Dataset items
* * *
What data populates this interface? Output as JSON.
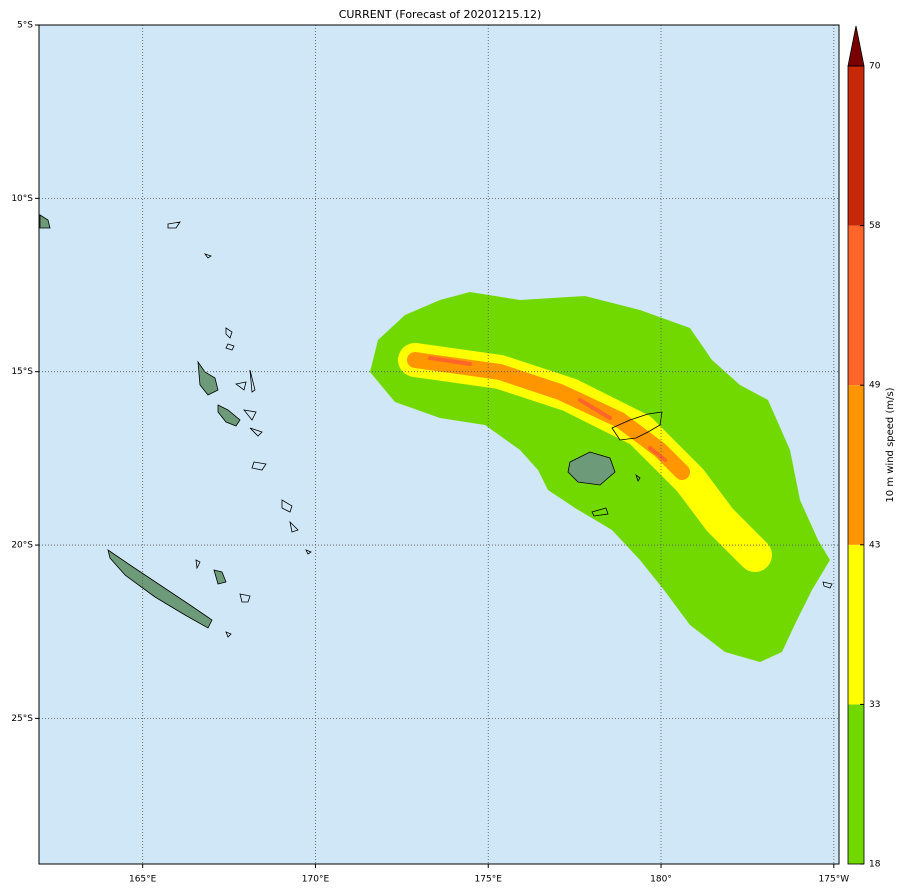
{
  "title": "CURRENT (Forecast of 20201215.12)",
  "map": {
    "lonlim": [
      162.0,
      185.15
    ],
    "latlim": [
      -5,
      -29.2
    ],
    "lonticks": [
      {
        "value": 165,
        "label": "165°E"
      },
      {
        "value": 170,
        "label": "170°E"
      },
      {
        "value": 175,
        "label": "175°E"
      },
      {
        "value": 180,
        "label": "180°"
      },
      {
        "value": 185,
        "label": "175°W"
      }
    ],
    "latticks": [
      {
        "value": -5,
        "label": "5°S"
      },
      {
        "value": -10,
        "label": "10°S"
      },
      {
        "value": -15,
        "label": "15°S"
      },
      {
        "value": -20,
        "label": "20°S"
      },
      {
        "value": -25,
        "label": "25°S"
      }
    ],
    "grid": true
  },
  "colorbar": {
    "label": "10 m wind speed (m/s)",
    "ticks": [
      18,
      33,
      43,
      49,
      58,
      70
    ],
    "colors": [
      "#72d900",
      "#ffff00",
      "#ff9600",
      "#ff6428",
      "#c8280a"
    ],
    "extend_color": "#7a0000"
  }
}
* * *
#### Written task:
The listing above needs to be output again exactly. Don't include the pictures.

#### Full answer:
What data populates this interface? Output as JSON.
{
  "title": "CURRENT (Forecast of 20201215.12)",
  "map": {
    "lonlim": [
      162.0,
      185.15
    ],
    "latlim": [
      -5,
      -29.2
    ],
    "lonticks": [
      {
        "value": 165,
        "label": "165°E"
      },
      {
        "value": 170,
        "label": "170°E"
      },
      {
        "value": 175,
        "label": "175°E"
      },
      {
        "value": 180,
        "label": "180°"
      },
      {
        "value": 185,
        "label": "175°W"
      }
    ],
    "latticks": [
      {
        "value": -5,
        "label": "5°S"
      },
      {
        "value": -10,
        "label": "10°S"
      },
      {
        "value": -15,
        "label": "15°S"
      },
      {
        "value": -20,
        "label": "20°S"
      },
      {
        "value": -25,
        "label": "25°S"
      }
    ],
    "grid": true
  },
  "colorbar": {
    "label": "10 m wind speed (m/s)",
    "ticks": [
      18,
      33,
      43,
      49,
      58,
      70
    ],
    "colors": [
      "#72d900",
      "#ffff00",
      "#ff9600",
      "#ff6428",
      "#c8280a"
    ],
    "extend_color": "#7a0000"
  }
}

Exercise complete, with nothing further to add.